[Exercise requirements]:
How many lines of the data hold the word "非特异性免疫"? State the number and nothing else.

___ Items

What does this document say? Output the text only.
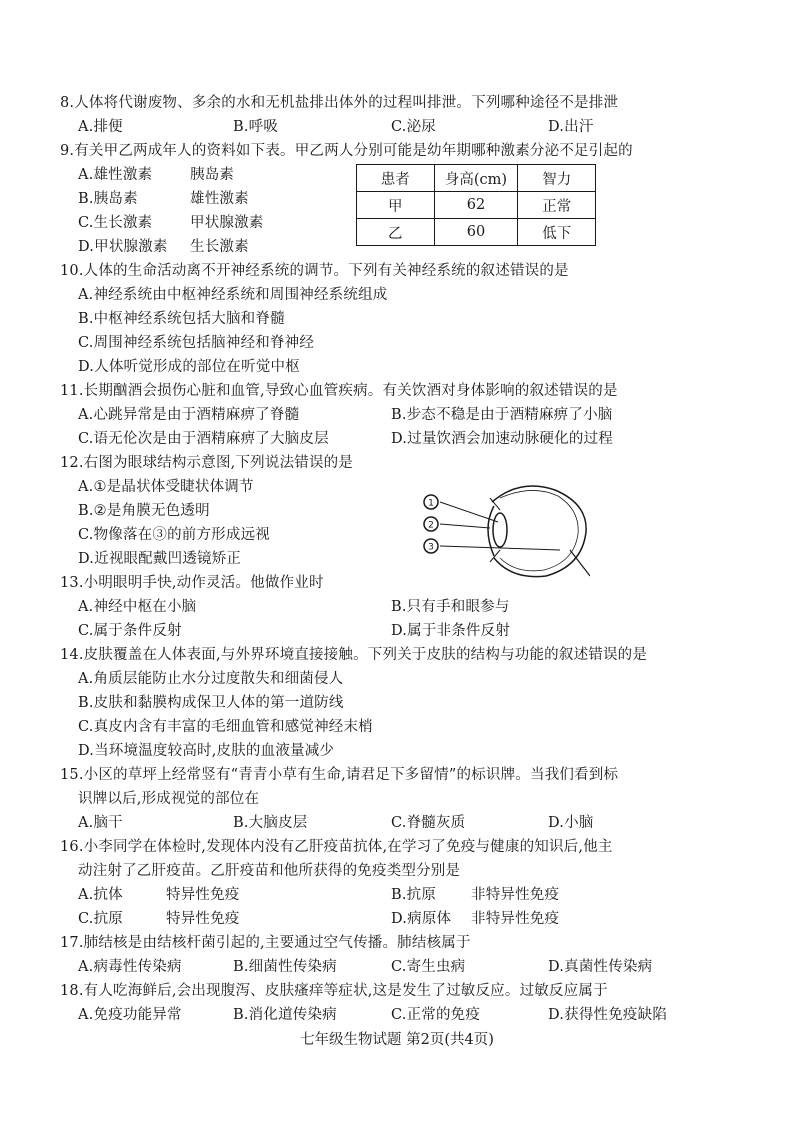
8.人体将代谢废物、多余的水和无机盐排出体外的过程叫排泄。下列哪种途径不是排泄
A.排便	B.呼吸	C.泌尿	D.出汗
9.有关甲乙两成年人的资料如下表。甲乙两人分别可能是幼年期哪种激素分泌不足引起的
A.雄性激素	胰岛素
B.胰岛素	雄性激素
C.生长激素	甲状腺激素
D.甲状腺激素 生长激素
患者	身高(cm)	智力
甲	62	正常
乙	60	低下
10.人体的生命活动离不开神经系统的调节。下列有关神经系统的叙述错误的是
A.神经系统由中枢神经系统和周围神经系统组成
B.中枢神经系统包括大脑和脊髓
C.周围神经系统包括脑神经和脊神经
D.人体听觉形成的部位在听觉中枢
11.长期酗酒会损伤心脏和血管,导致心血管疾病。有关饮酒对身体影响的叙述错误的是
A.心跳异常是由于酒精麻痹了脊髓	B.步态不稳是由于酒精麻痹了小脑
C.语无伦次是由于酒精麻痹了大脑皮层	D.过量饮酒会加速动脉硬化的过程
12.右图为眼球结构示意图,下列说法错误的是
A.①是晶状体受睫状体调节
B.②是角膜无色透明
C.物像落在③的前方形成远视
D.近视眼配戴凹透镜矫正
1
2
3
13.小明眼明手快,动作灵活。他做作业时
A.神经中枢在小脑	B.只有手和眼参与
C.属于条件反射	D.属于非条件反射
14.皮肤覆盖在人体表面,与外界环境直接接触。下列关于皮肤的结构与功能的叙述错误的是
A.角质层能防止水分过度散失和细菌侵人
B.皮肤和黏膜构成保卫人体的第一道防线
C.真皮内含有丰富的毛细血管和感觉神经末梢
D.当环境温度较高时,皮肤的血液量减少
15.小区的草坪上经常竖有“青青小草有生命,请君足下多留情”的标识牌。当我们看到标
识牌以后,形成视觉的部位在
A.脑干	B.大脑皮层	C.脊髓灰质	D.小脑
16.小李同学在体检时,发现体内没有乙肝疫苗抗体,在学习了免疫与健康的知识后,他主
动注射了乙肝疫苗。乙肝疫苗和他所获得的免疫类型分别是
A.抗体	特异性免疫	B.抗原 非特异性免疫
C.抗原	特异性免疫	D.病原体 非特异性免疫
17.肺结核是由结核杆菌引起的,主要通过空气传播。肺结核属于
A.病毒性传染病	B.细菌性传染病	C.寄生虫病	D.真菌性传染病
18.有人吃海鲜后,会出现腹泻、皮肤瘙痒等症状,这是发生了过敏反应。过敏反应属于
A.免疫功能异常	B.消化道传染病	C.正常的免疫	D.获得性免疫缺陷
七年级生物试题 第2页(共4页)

______

[Answer for this exercise]:
2